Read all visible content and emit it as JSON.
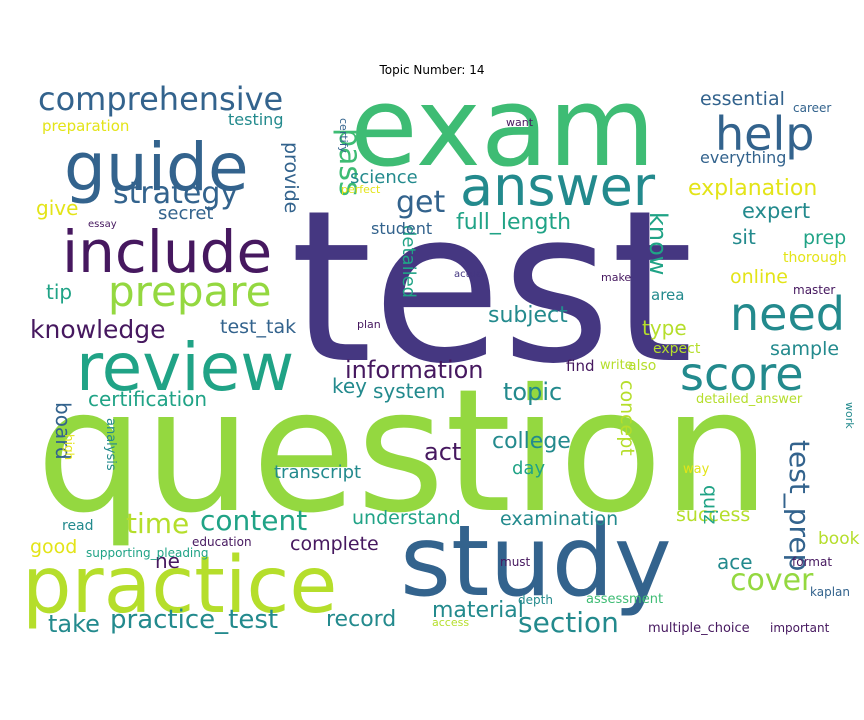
{
  "title": "Topic Number: 14",
  "palette": {
    "dark_purple": "#46185f",
    "indigo": "#453781",
    "blue": "#33638d",
    "teal": "#238a8d",
    "green": "#20a386",
    "mint": "#3ebc74",
    "lime": "#94d840",
    "yellow_green": "#b5de2b",
    "yellow": "#e3e418"
  },
  "words": [
    {
      "text": "question",
      "color": "#94d840",
      "weight": 100
    },
    {
      "text": "test",
      "color": "#453781",
      "weight": 98
    },
    {
      "text": "exam",
      "color": "#3ebc74",
      "weight": 70
    },
    {
      "text": "study",
      "color": "#33638d",
      "weight": 62
    },
    {
      "text": "practice",
      "color": "#b5de2b",
      "weight": 52
    },
    {
      "text": "review",
      "color": "#20a386",
      "weight": 38
    },
    {
      "text": "guide",
      "color": "#33638d",
      "weight": 36
    },
    {
      "text": "answer",
      "color": "#238a8d",
      "weight": 34
    },
    {
      "text": "include",
      "color": "#46185f",
      "weight": 33
    },
    {
      "text": "help",
      "color": "#33638d",
      "weight": 28
    },
    {
      "text": "need",
      "color": "#238a8d",
      "weight": 27
    },
    {
      "text": "score",
      "color": "#238a8d",
      "weight": 27
    },
    {
      "text": "prepare",
      "color": "#94d840",
      "weight": 26
    },
    {
      "text": "comprehensive",
      "color": "#33638d",
      "weight": 22
    },
    {
      "text": "strategy",
      "color": "#33638d",
      "weight": 18
    },
    {
      "text": "pass",
      "color": "#3ebc74",
      "weight": 18
    },
    {
      "text": "cover",
      "color": "#94d840",
      "weight": 18
    },
    {
      "text": "get",
      "color": "#33638d",
      "weight": 17
    },
    {
      "text": "section",
      "color": "#238a8d",
      "weight": 16
    },
    {
      "text": "test_prep",
      "color": "#33638d",
      "weight": 16
    },
    {
      "text": "time",
      "color": "#b5de2b",
      "weight": 16
    },
    {
      "text": "content",
      "color": "#20a386",
      "weight": 16
    },
    {
      "text": "knowledge",
      "color": "#46185f",
      "weight": 16
    },
    {
      "text": "practice_test",
      "color": "#238a8d",
      "weight": 15
    },
    {
      "text": "information",
      "color": "#46185f",
      "weight": 15
    },
    {
      "text": "explanation",
      "color": "#e3e418",
      "weight": 14
    },
    {
      "text": "full_length",
      "color": "#20a386",
      "weight": 14
    },
    {
      "text": "topic",
      "color": "#238a8d",
      "weight": 14
    },
    {
      "text": "know",
      "color": "#20a386",
      "weight": 14
    },
    {
      "text": "take",
      "color": "#238a8d",
      "weight": 14
    },
    {
      "text": "college",
      "color": "#238a8d",
      "weight": 13
    },
    {
      "text": "expert",
      "color": "#238a8d",
      "weight": 13
    },
    {
      "text": "subject",
      "color": "#238a8d",
      "weight": 13
    },
    {
      "text": "act",
      "color": "#46185f",
      "weight": 13
    },
    {
      "text": "material",
      "color": "#238a8d",
      "weight": 13
    },
    {
      "text": "record",
      "color": "#238a8d",
      "weight": 13
    },
    {
      "text": "essential",
      "color": "#33638d",
      "weight": 12
    },
    {
      "text": "science",
      "color": "#238a8d",
      "weight": 12
    },
    {
      "text": "secret",
      "color": "#33638d",
      "weight": 12
    },
    {
      "text": "give",
      "color": "#e3e418",
      "weight": 12
    },
    {
      "text": "tip",
      "color": "#20a386",
      "weight": 12
    },
    {
      "text": "test_tak",
      "color": "#33638d",
      "weight": 12
    },
    {
      "text": "provide",
      "color": "#33638d",
      "weight": 12
    },
    {
      "text": "sit",
      "color": "#238a8d",
      "weight": 12
    },
    {
      "text": "prep",
      "color": "#20a386",
      "weight": 12
    },
    {
      "text": "online",
      "color": "#e3e418",
      "weight": 12
    },
    {
      "text": "type",
      "color": "#b5de2b",
      "weight": 12
    },
    {
      "text": "sample",
      "color": "#238a8d",
      "weight": 12
    },
    {
      "text": "board",
      "color": "#33638d",
      "weight": 12
    },
    {
      "text": "certification",
      "color": "#20a386",
      "weight": 12
    },
    {
      "text": "system",
      "color": "#238a8d",
      "weight": 12
    },
    {
      "text": "key",
      "color": "#238a8d",
      "weight": 12
    },
    {
      "text": "detailed",
      "color": "#20a386",
      "weight": 12
    },
    {
      "text": "concept",
      "color": "#b5de2b",
      "weight": 12
    },
    {
      "text": "understand",
      "color": "#20a386",
      "weight": 12
    },
    {
      "text": "examination",
      "color": "#238a8d",
      "weight": 12
    },
    {
      "text": "success",
      "color": "#b5de2b",
      "weight": 12
    },
    {
      "text": "complete",
      "color": "#46185f",
      "weight": 12
    },
    {
      "text": "transcript",
      "color": "#238a8d",
      "weight": 11
    },
    {
      "text": "day",
      "color": "#20a386",
      "weight": 11
    },
    {
      "text": "ne",
      "color": "#46185f",
      "weight": 11
    },
    {
      "text": "good",
      "color": "#e3e418",
      "weight": 11
    },
    {
      "text": "quiz",
      "color": "#20a386",
      "weight": 11
    },
    {
      "text": "ace",
      "color": "#238a8d",
      "weight": 11
    },
    {
      "text": "book",
      "color": "#b5de2b",
      "weight": 11
    },
    {
      "text": "testing",
      "color": "#238a8d",
      "weight": 10
    },
    {
      "text": "everything",
      "color": "#33638d",
      "weight": 10
    },
    {
      "text": "student",
      "color": "#33638d",
      "weight": 9
    },
    {
      "text": "find",
      "color": "#46185f",
      "weight": 9
    },
    {
      "text": "area",
      "color": "#238a8d",
      "weight": 9
    },
    {
      "text": "thorough",
      "color": "#e3e418",
      "weight": 9
    },
    {
      "text": "preparation",
      "color": "#e3e418",
      "weight": 9
    },
    {
      "text": "expect",
      "color": "#b5de2b",
      "weight": 9
    },
    {
      "text": "detailed_answer",
      "color": "#b5de2b",
      "weight": 9
    },
    {
      "text": "write",
      "color": "#b5de2b",
      "weight": 8
    },
    {
      "text": "also",
      "color": "#b5de2b",
      "weight": 8
    },
    {
      "text": "way",
      "color": "#e3e418",
      "weight": 8
    },
    {
      "text": "career",
      "color": "#33638d",
      "weight": 8
    },
    {
      "text": "master",
      "color": "#46185f",
      "weight": 8
    },
    {
      "text": "high",
      "color": "#e3e418",
      "weight": 8
    },
    {
      "text": "analysis",
      "color": "#238a8d",
      "weight": 8
    },
    {
      "text": "read",
      "color": "#238a8d",
      "weight": 8
    },
    {
      "text": "supporting_pleading",
      "color": "#20a386",
      "weight": 8
    },
    {
      "text": "education",
      "color": "#46185f",
      "weight": 8
    },
    {
      "text": "must",
      "color": "#46185f",
      "weight": 8
    },
    {
      "text": "assessment",
      "color": "#3ebc74",
      "weight": 8
    },
    {
      "text": "depth",
      "color": "#238a8d",
      "weight": 8
    },
    {
      "text": "access",
      "color": "#b5de2b",
      "weight": 7
    },
    {
      "text": "multiple_choice",
      "color": "#46185f",
      "weight": 8
    },
    {
      "text": "important",
      "color": "#46185f",
      "weight": 8
    },
    {
      "text": "format",
      "color": "#46185f",
      "weight": 8
    },
    {
      "text": "kaplan",
      "color": "#33638d",
      "weight": 8
    },
    {
      "text": "work",
      "color": "#238a8d",
      "weight": 7
    },
    {
      "text": "make",
      "color": "#46185f",
      "weight": 7
    },
    {
      "text": "actual",
      "color": "#453781",
      "weight": 7
    },
    {
      "text": "plan",
      "color": "#46185f",
      "weight": 7
    },
    {
      "text": "essay",
      "color": "#46185f",
      "weight": 7
    },
    {
      "text": "perfect",
      "color": "#e3e418",
      "weight": 7
    },
    {
      "text": "certify",
      "color": "#33638d",
      "weight": 7
    },
    {
      "text": "want",
      "color": "#46185f",
      "weight": 7
    }
  ]
}
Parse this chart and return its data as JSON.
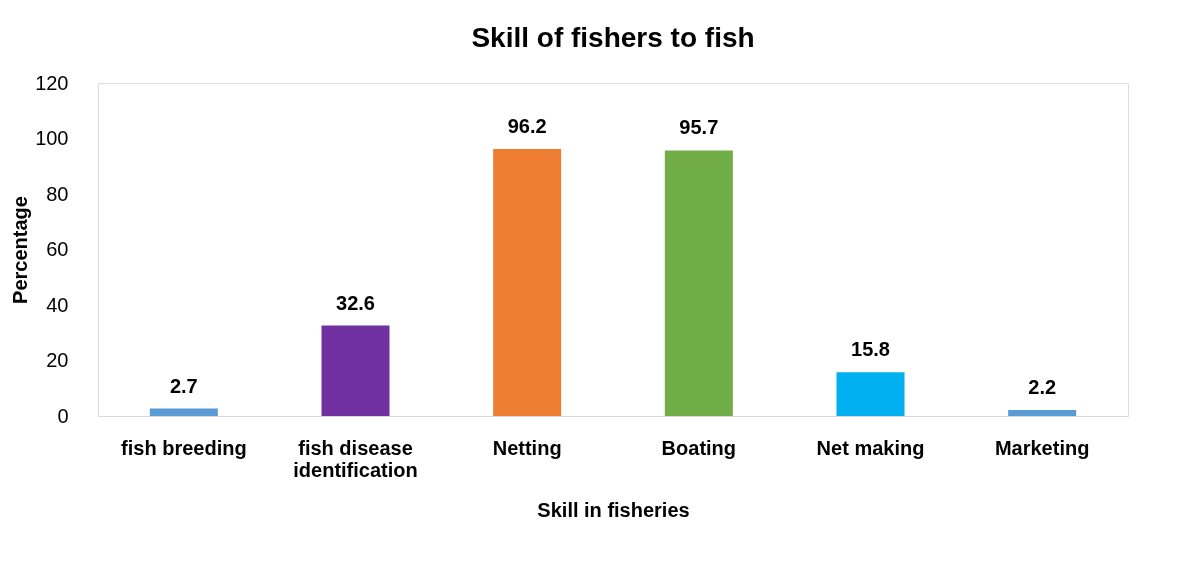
{
  "chart_data": {
    "type": "bar",
    "title": "Skill of fishers to fish",
    "xlabel": "Skill in fisheries",
    "ylabel": "Percentage",
    "categories": [
      "fish breeding",
      "fish disease identification",
      "Netting",
      "Boating",
      "Net making",
      "Marketing"
    ],
    "values": [
      2.7,
      32.6,
      96.2,
      95.7,
      15.8,
      2.2
    ],
    "colors": [
      "#5b9bd5",
      "#7030a0",
      "#ed7d31",
      "#70ad47",
      "#00b0f0",
      "#5b9bd5"
    ],
    "ylim": [
      0,
      120
    ],
    "yticks": [
      0,
      20,
      40,
      60,
      80,
      100,
      120
    ],
    "grid": false,
    "data_labels": true,
    "legend": false
  }
}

> TASK DIRECTIONS: Starting at the line containing "Parse this chart and return its data as JSON.", write out each line through the last one in the listing above, inclusive, and nothing else. Pictures are excluded from the copy.

> COMPLETE ANSWER:
Parse this chart and return its data as JSON.
{
  "chart_data": {
    "type": "bar",
    "title": "Skill of fishers to fish",
    "xlabel": "Skill in fisheries",
    "ylabel": "Percentage",
    "categories": [
      "fish breeding",
      "fish disease identification",
      "Netting",
      "Boating",
      "Net making",
      "Marketing"
    ],
    "values": [
      2.7,
      32.6,
      96.2,
      95.7,
      15.8,
      2.2
    ],
    "colors": [
      "#5b9bd5",
      "#7030a0",
      "#ed7d31",
      "#70ad47",
      "#00b0f0",
      "#5b9bd5"
    ],
    "ylim": [
      0,
      120
    ],
    "yticks": [
      0,
      20,
      40,
      60,
      80,
      100,
      120
    ],
    "grid": false,
    "data_labels": true,
    "legend": false
  }
}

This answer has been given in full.